— START OF DATA TO USE —

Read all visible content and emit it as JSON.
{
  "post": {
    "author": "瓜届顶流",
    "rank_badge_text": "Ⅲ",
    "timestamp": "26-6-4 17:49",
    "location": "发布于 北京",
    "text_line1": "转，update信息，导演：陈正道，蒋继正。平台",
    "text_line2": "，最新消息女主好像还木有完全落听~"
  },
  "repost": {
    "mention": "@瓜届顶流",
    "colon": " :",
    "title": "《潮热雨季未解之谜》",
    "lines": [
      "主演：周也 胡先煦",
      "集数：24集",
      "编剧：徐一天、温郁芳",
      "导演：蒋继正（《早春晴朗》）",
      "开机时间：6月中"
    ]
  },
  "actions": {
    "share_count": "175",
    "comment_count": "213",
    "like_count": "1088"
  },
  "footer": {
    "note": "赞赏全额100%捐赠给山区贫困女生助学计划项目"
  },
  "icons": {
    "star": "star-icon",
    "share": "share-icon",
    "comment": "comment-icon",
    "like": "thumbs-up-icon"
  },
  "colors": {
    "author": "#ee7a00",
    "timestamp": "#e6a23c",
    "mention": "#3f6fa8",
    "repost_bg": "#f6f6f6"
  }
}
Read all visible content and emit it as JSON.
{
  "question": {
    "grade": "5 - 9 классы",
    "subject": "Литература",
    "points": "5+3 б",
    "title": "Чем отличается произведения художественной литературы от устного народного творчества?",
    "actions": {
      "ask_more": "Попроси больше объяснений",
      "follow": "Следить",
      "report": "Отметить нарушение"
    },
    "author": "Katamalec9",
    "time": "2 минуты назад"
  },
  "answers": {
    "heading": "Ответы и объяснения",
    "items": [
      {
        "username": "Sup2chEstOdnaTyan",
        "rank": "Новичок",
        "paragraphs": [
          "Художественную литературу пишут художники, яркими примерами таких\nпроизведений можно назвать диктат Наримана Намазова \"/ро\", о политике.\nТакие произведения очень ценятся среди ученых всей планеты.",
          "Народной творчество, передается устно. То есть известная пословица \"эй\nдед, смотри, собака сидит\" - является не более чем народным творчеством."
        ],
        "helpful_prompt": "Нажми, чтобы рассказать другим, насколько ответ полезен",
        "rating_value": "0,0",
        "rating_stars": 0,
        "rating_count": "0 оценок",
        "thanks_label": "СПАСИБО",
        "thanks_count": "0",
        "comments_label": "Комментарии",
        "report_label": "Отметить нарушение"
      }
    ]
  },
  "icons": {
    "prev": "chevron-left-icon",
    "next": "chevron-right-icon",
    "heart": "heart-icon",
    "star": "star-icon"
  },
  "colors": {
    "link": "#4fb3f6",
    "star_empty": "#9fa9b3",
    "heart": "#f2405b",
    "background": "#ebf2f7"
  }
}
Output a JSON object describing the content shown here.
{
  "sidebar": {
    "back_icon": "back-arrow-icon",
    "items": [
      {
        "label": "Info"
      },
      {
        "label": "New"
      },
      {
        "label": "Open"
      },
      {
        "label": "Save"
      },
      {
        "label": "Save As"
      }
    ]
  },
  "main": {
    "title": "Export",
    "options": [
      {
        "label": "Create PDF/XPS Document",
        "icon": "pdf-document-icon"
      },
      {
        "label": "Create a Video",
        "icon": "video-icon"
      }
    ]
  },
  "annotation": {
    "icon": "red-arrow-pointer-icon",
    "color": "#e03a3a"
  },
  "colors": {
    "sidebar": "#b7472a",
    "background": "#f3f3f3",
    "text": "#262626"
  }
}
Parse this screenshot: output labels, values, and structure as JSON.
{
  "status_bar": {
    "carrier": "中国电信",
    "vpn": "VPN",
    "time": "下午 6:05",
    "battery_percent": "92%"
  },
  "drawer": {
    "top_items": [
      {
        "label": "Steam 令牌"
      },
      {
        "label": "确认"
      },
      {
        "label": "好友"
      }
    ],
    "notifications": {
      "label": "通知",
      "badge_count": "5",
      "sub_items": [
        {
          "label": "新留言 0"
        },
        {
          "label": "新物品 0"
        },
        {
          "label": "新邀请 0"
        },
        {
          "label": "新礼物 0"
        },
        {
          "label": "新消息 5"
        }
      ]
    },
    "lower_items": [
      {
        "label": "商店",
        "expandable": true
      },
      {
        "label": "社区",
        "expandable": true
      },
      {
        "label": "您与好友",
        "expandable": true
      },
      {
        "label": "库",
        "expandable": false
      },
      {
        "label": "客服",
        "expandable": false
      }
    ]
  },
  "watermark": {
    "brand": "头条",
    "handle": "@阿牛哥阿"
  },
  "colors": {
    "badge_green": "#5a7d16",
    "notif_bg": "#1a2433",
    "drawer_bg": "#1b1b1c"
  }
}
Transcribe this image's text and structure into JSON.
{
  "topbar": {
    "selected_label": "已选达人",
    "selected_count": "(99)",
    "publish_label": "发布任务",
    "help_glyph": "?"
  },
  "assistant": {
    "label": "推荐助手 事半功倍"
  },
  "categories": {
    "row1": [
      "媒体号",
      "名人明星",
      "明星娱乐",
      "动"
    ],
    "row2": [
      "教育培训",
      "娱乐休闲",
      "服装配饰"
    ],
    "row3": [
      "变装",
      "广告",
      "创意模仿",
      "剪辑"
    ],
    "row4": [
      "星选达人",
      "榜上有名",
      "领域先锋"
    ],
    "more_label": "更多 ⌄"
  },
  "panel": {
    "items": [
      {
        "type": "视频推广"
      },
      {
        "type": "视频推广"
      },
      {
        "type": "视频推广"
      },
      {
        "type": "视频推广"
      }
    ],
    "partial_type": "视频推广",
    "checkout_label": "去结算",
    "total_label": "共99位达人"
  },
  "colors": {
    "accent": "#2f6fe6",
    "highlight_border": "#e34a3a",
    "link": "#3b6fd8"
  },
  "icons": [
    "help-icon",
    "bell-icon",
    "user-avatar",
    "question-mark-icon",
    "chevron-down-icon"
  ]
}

— END OF DATA TO USE —

▸ **STATED TASK**
Every record shown above must be echoed exactly.

▸ **RESULT**
Read all visible content and emit it as JSON.
{
  "post": {
    "author": "瓜届顶流",
    "rank_badge_text": "Ⅲ",
    "timestamp": "26-6-4 17:49",
    "location": "发布于 北京",
    "text_line1": "转，update信息，导演：陈正道，蒋继正。平台",
    "text_line2": "，最新消息女主好像还木有完全落听~"
  },
  "repost": {
    "mention": "@瓜届顶流",
    "colon": " :",
    "title": "《潮热雨季未解之谜》",
    "lines": [
      "主演：周也 胡先煦",
      "集数：24集",
      "编剧：徐一天、温郁芳",
      "导演：蒋继正（《早春晴朗》）",
      "开机时间：6月中"
    ]
  },
  "actions": {
    "share_count": "175",
    "comment_count": "213",
    "like_count": "1088"
  },
  "footer": {
    "note": "赞赏全额100%捐赠给山区贫困女生助学计划项目"
  },
  "icons": {
    "star": "star-icon",
    "share": "share-icon",
    "comment": "comment-icon",
    "like": "thumbs-up-icon"
  },
  "colors": {
    "author": "#ee7a00",
    "timestamp": "#e6a23c",
    "mention": "#3f6fa8",
    "repost_bg": "#f6f6f6"
  }
}
Read all visible content and emit it as JSON.
{
  "question": {
    "grade": "5 - 9 классы",
    "subject": "Литература",
    "points": "5+3 б",
    "title": "Чем отличается произведения художественной литературы от устного народного творчества?",
    "actions": {
      "ask_more": "Попроси больше объяснений",
      "follow": "Следить",
      "report": "Отметить нарушение"
    },
    "author": "Katamalec9",
    "time": "2 минуты назад"
  },
  "answers": {
    "heading": "Ответы и объяснения",
    "items": [
      {
        "username": "Sup2chEstOdnaTyan",
        "rank": "Новичок",
        "paragraphs": [
          "Художественную литературу пишут художники, яркими примерами таких\nпроизведений можно назвать диктат Наримана Намазова \"/ро\", о политике.\nТакие произведения очень ценятся среди ученых всей планеты.",
          "Народной творчество, передается устно. То есть известная пословица \"эй\nдед, смотри, собака сидит\" - является не более чем народным творчеством."
        ],
        "helpful_prompt": "Нажми, чтобы рассказать другим, насколько ответ полезен",
        "rating_value": "0,0",
        "rating_stars": 0,
        "rating_count": "0 оценок",
        "thanks_label": "СПАСИБО",
        "thanks_count": "0",
        "comments_label": "Комментарии",
        "report_label": "Отметить нарушение"
      }
    ]
  },
  "icons": {
    "prev": "chevron-left-icon",
    "next": "chevron-right-icon",
    "heart": "heart-icon",
    "star": "star-icon"
  },
  "colors": {
    "link": "#4fb3f6",
    "star_empty": "#9fa9b3",
    "heart": "#f2405b",
    "background": "#ebf2f7"
  }
}
Output a JSON object describing the content shown here.
{
  "sidebar": {
    "back_icon": "back-arrow-icon",
    "items": [
      {
        "label": "Info"
      },
      {
        "label": "New"
      },
      {
        "label": "Open"
      },
      {
        "label": "Save"
      },
      {
        "label": "Save As"
      }
    ]
  },
  "main": {
    "title": "Export",
    "options": [
      {
        "label": "Create PDF/XPS Document",
        "icon": "pdf-document-icon"
      },
      {
        "label": "Create a Video",
        "icon": "video-icon"
      }
    ]
  },
  "annotation": {
    "icon": "red-arrow-pointer-icon",
    "color": "#e03a3a"
  },
  "colors": {
    "sidebar": "#b7472a",
    "background": "#f3f3f3",
    "text": "#262626"
  }
}
Parse this screenshot: output labels, values, and structure as JSON.
{
  "status_bar": {
    "carrier": "中国电信",
    "vpn": "VPN",
    "time": "下午 6:05",
    "battery_percent": "92%"
  },
  "drawer": {
    "top_items": [
      {
        "label": "Steam 令牌"
      },
      {
        "label": "确认"
      },
      {
        "label": "好友"
      }
    ],
    "notifications": {
      "label": "通知",
      "badge_count": "5",
      "sub_items": [
        {
          "label": "新留言 0"
        },
        {
          "label": "新物品 0"
        },
        {
          "label": "新邀请 0"
        },
        {
          "label": "新礼物 0"
        },
        {
          "label": "新消息 5"
        }
      ]
    },
    "lower_items": [
      {
        "label": "商店",
        "expandable": true
      },
      {
        "label": "社区",
        "expandable": true
      },
      {
        "label": "您与好友",
        "expandable": true
      },
      {
        "label": "库",
        "expandable": false
      },
      {
        "label": "客服",
        "expandable": false
      }
    ]
  },
  "watermark": {
    "brand": "头条",
    "handle": "@阿牛哥阿"
  },
  "colors": {
    "badge_green": "#5a7d16",
    "notif_bg": "#1a2433",
    "drawer_bg": "#1b1b1c"
  }
}
Transcribe this image's text and structure into JSON.
{
  "topbar": {
    "selected_label": "已选达人",
    "selected_count": "(99)",
    "publish_label": "发布任务",
    "help_glyph": "?"
  },
  "assistant": {
    "label": "推荐助手 事半功倍"
  },
  "categories": {
    "row1": [
      "媒体号",
      "名人明星",
      "明星娱乐",
      "动"
    ],
    "row2": [
      "教育培训",
      "娱乐休闲",
      "服装配饰"
    ],
    "row3": [
      "变装",
      "广告",
      "创意模仿",
      "剪辑"
    ],
    "row4": [
      "星选达人",
      "榜上有名",
      "领域先锋"
    ],
    "more_label": "更多 ⌄"
  },
  "panel": {
    "items": [
      {
        "type": "视频推广"
      },
      {
        "type": "视频推广"
      },
      {
        "type": "视频推广"
      },
      {
        "type": "视频推广"
      }
    ],
    "partial_type": "视频推广",
    "checkout_label": "去结算",
    "total_label": "共99位达人"
  },
  "colors": {
    "accent": "#2f6fe6",
    "highlight_border": "#e34a3a",
    "link": "#3b6fd8"
  },
  "icons": [
    "help-icon",
    "bell-icon",
    "user-avatar",
    "question-mark-icon",
    "chevron-down-icon"
  ]
}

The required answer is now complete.